■ **Data shown**:

---

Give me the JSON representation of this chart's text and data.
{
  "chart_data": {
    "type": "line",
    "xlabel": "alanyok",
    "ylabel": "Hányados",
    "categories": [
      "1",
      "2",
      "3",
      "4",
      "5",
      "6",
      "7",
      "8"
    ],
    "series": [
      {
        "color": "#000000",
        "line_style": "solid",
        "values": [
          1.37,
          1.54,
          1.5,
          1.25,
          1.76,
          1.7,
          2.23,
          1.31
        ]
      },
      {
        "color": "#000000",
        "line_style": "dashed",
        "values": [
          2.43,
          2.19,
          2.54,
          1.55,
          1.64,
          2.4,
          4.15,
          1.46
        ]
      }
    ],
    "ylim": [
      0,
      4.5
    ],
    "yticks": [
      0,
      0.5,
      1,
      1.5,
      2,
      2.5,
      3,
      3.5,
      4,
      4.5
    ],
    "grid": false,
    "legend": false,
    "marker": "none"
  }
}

---

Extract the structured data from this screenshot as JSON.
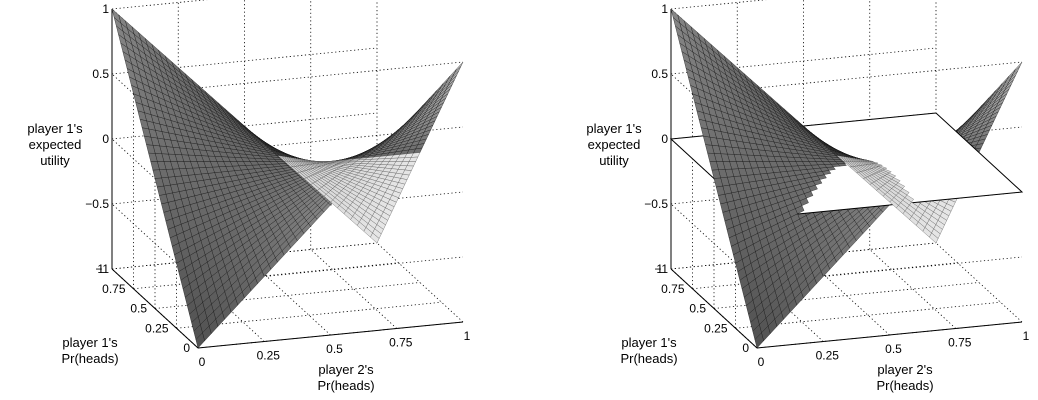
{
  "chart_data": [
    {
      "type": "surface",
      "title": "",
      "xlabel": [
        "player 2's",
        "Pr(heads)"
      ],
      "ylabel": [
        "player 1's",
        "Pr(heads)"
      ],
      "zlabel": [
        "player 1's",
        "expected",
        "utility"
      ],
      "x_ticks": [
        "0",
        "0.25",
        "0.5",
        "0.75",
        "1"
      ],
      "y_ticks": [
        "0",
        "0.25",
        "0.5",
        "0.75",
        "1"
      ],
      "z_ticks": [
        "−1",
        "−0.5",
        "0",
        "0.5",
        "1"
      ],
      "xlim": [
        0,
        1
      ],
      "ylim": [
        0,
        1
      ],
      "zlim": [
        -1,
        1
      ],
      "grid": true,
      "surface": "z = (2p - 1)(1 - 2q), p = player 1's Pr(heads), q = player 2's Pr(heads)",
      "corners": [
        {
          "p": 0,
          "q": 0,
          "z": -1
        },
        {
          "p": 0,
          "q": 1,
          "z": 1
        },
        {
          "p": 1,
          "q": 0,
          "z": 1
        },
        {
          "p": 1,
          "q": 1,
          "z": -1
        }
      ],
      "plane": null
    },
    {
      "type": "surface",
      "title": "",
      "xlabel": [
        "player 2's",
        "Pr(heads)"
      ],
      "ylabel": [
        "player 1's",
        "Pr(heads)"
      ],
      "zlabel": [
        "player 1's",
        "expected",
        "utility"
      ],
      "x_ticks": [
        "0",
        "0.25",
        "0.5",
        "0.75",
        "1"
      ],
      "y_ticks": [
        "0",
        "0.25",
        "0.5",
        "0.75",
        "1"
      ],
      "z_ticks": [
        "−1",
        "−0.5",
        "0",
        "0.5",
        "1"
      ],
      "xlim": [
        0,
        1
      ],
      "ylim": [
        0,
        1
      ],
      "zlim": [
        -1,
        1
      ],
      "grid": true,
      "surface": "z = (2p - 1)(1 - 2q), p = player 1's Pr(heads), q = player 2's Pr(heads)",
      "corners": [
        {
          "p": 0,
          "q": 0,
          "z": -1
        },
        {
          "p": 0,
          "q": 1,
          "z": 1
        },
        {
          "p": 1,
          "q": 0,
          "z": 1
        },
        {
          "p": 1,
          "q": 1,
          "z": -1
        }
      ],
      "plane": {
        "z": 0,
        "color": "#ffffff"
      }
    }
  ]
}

---

■ **What is expected**:
Identify each line holding the string "JSON", and copy it out.

■ **Result below**:
Give me the JSON representation of this chart's text and data.
Extract the structured data from this screenshot as JSON.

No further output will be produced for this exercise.